■ **EXERCISE TASK**:
In the following material, identify every line holding the string "РЕГИСТРАЦИЯ" and return it.

■ **INPUT FOR THIS TASK**:
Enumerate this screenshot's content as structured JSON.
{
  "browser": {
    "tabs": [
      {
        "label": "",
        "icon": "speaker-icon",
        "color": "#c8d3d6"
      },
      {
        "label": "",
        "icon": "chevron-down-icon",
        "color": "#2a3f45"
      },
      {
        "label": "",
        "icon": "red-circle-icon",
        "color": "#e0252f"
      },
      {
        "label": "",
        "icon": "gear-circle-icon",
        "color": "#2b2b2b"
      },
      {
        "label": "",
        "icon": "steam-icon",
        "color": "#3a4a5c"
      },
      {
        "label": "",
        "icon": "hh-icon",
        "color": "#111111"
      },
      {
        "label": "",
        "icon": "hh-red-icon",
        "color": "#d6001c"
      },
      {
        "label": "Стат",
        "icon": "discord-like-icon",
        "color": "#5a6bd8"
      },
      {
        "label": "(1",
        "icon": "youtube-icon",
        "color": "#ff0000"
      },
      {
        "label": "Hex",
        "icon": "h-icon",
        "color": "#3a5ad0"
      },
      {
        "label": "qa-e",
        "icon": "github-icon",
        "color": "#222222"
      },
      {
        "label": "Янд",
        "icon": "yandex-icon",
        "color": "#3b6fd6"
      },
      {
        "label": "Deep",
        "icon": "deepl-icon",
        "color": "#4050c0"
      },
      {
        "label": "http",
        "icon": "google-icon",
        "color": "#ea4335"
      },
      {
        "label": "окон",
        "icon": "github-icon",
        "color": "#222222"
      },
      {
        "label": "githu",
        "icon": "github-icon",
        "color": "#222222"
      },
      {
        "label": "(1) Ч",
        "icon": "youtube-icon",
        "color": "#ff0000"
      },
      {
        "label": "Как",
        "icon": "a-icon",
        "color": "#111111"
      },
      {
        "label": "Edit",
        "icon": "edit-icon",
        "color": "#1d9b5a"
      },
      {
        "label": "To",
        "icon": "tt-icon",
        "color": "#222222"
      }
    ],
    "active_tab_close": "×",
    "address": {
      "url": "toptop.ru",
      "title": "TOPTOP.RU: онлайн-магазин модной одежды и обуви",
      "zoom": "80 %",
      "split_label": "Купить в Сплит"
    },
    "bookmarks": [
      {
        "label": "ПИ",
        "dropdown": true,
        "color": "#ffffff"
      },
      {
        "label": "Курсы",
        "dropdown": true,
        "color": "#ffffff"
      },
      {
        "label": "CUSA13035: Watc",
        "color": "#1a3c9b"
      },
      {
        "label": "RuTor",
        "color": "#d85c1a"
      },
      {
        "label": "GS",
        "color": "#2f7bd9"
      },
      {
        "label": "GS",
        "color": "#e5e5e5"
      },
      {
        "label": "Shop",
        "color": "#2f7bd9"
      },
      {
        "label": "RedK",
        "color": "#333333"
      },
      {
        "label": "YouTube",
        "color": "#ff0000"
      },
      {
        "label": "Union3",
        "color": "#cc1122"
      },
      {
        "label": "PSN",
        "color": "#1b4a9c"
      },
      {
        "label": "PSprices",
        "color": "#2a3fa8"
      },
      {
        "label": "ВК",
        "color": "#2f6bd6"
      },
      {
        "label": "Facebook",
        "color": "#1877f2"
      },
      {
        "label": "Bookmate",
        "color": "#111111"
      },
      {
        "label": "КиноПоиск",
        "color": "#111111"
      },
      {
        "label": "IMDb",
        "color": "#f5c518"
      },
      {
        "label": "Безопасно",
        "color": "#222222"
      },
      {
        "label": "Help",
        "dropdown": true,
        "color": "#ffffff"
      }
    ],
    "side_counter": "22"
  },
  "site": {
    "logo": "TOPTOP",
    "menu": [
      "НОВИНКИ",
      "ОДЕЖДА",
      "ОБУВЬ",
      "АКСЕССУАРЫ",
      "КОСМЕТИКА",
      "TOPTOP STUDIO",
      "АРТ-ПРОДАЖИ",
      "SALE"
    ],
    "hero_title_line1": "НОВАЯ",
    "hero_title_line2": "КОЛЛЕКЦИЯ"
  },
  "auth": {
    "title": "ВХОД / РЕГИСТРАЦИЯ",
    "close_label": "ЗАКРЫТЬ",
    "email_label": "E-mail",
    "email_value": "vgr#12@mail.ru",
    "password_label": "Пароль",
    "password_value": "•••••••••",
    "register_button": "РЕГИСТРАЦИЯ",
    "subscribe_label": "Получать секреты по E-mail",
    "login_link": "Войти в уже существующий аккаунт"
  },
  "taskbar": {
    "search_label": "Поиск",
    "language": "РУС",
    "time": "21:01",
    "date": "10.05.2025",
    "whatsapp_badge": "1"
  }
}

■ **SOLUTION FOR THIS TASK**:
    "title": "ВХОД / РЕГИСТРАЦИЯ",
    "register_button": "РЕГИСТРАЦИЯ",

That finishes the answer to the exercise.